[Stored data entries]
** BEGIN **

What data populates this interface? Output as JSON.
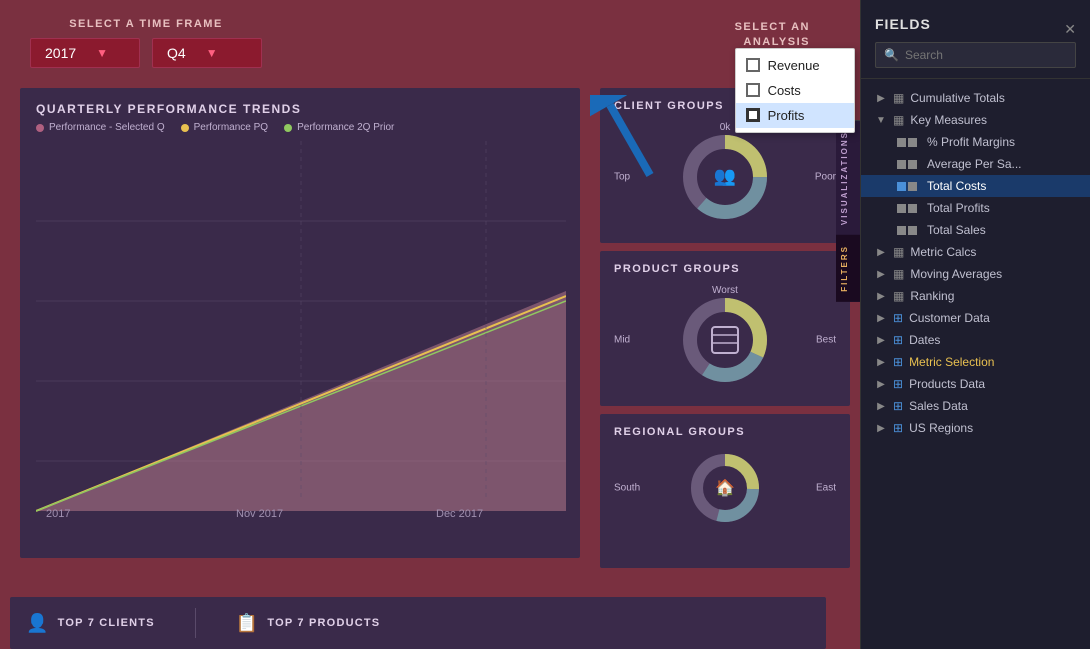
{
  "main": {
    "time_frame_label": "SELECT A TIME FRAME",
    "year_value": "2017",
    "quarter_value": "Q4",
    "metric_label": "SELECT AN\nANALYSIS\nMETRIC",
    "metric_options": [
      {
        "label": "Revenue",
        "checked": false
      },
      {
        "label": "Costs",
        "checked": false
      },
      {
        "label": "Profits",
        "checked": true
      }
    ]
  },
  "charts": {
    "quarterly_title": "QUARTERLY PERFORMANCE TRENDS",
    "legend": [
      {
        "label": "Performance - Selected Q",
        "color": "#b06080"
      },
      {
        "label": "Performance PQ",
        "color": "#e8c050"
      },
      {
        "label": "Performance 2Q Prior",
        "color": "#90c860"
      }
    ],
    "x_labels": [
      "2017",
      "Nov 2017",
      "Dec 2017"
    ],
    "client_groups_title": "CLIENT GROUPS",
    "client_labels": {
      "top": "0k",
      "right": "Poor",
      "left": "Top"
    },
    "product_groups_title": "PRODUCT GROUPS",
    "product_labels": {
      "top": "Worst",
      "right": "Best",
      "left": "Mid"
    },
    "regional_groups_title": "REGIONAL GROUPS",
    "regional_labels": {
      "left": "South",
      "right": "East"
    }
  },
  "bottom": {
    "clients_label": "TOP 7 CLIENTS",
    "products_label": "TOP 7 PRODUCTS"
  },
  "viz_tab": "VISUALIZATIONS",
  "filters_tab": "FILTERS",
  "sidebar": {
    "title": "FIELDS",
    "search_placeholder": "Search",
    "tree": [
      {
        "label": "Cumulative Totals",
        "expanded": false,
        "icon": "table",
        "type": "group"
      },
      {
        "label": "Key Measures",
        "expanded": true,
        "icon": "table",
        "type": "group",
        "children": [
          {
            "label": "% Profit Margins",
            "selected": false
          },
          {
            "label": "Average Per Sa...",
            "selected": false
          },
          {
            "label": "Total Costs",
            "selected": true
          },
          {
            "label": "Total Profits",
            "selected": false
          },
          {
            "label": "Total Sales",
            "selected": false
          }
        ]
      },
      {
        "label": "Metric Calcs",
        "icon": "table",
        "type": "group"
      },
      {
        "label": "Moving Averages",
        "icon": "table",
        "type": "group"
      },
      {
        "label": "Ranking",
        "icon": "table",
        "type": "group"
      },
      {
        "label": "Customer Data",
        "icon": "table-blue",
        "type": "group"
      },
      {
        "label": "Dates",
        "icon": "table-blue",
        "type": "group"
      },
      {
        "label": "Metric Selection",
        "icon": "table-blue",
        "type": "group",
        "yellow": true
      },
      {
        "label": "Products Data",
        "icon": "table-blue",
        "type": "group"
      },
      {
        "label": "Sales Data",
        "icon": "table-blue",
        "type": "group"
      },
      {
        "label": "US Regions",
        "icon": "table-blue",
        "type": "group"
      }
    ]
  }
}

** END **

→ **TASK INSTRUCTIONS**:
Copy every record character for character. Skip the pictures.

→ **FULL ANSWER**:
What data populates this interface? Output as JSON.
{
  "main": {
    "time_frame_label": "SELECT A TIME FRAME",
    "year_value": "2017",
    "quarter_value": "Q4",
    "metric_label": "SELECT AN\nANALYSIS\nMETRIC",
    "metric_options": [
      {
        "label": "Revenue",
        "checked": false
      },
      {
        "label": "Costs",
        "checked": false
      },
      {
        "label": "Profits",
        "checked": true
      }
    ]
  },
  "charts": {
    "quarterly_title": "QUARTERLY PERFORMANCE TRENDS",
    "legend": [
      {
        "label": "Performance - Selected Q",
        "color": "#b06080"
      },
      {
        "label": "Performance PQ",
        "color": "#e8c050"
      },
      {
        "label": "Performance 2Q Prior",
        "color": "#90c860"
      }
    ],
    "x_labels": [
      "2017",
      "Nov 2017",
      "Dec 2017"
    ],
    "client_groups_title": "CLIENT GROUPS",
    "client_labels": {
      "top": "0k",
      "right": "Poor",
      "left": "Top"
    },
    "product_groups_title": "PRODUCT GROUPS",
    "product_labels": {
      "top": "Worst",
      "right": "Best",
      "left": "Mid"
    },
    "regional_groups_title": "REGIONAL GROUPS",
    "regional_labels": {
      "left": "South",
      "right": "East"
    }
  },
  "bottom": {
    "clients_label": "TOP 7 CLIENTS",
    "products_label": "TOP 7 PRODUCTS"
  },
  "viz_tab": "VISUALIZATIONS",
  "filters_tab": "FILTERS",
  "sidebar": {
    "title": "FIELDS",
    "search_placeholder": "Search",
    "tree": [
      {
        "label": "Cumulative Totals",
        "expanded": false,
        "icon": "table",
        "type": "group"
      },
      {
        "label": "Key Measures",
        "expanded": true,
        "icon": "table",
        "type": "group",
        "children": [
          {
            "label": "% Profit Margins",
            "selected": false
          },
          {
            "label": "Average Per Sa...",
            "selected": false
          },
          {
            "label": "Total Costs",
            "selected": true
          },
          {
            "label": "Total Profits",
            "selected": false
          },
          {
            "label": "Total Sales",
            "selected": false
          }
        ]
      },
      {
        "label": "Metric Calcs",
        "icon": "table",
        "type": "group"
      },
      {
        "label": "Moving Averages",
        "icon": "table",
        "type": "group"
      },
      {
        "label": "Ranking",
        "icon": "table",
        "type": "group"
      },
      {
        "label": "Customer Data",
        "icon": "table-blue",
        "type": "group"
      },
      {
        "label": "Dates",
        "icon": "table-blue",
        "type": "group"
      },
      {
        "label": "Metric Selection",
        "icon": "table-blue",
        "type": "group",
        "yellow": true
      },
      {
        "label": "Products Data",
        "icon": "table-blue",
        "type": "group"
      },
      {
        "label": "Sales Data",
        "icon": "table-blue",
        "type": "group"
      },
      {
        "label": "US Regions",
        "icon": "table-blue",
        "type": "group"
      }
    ]
  }
}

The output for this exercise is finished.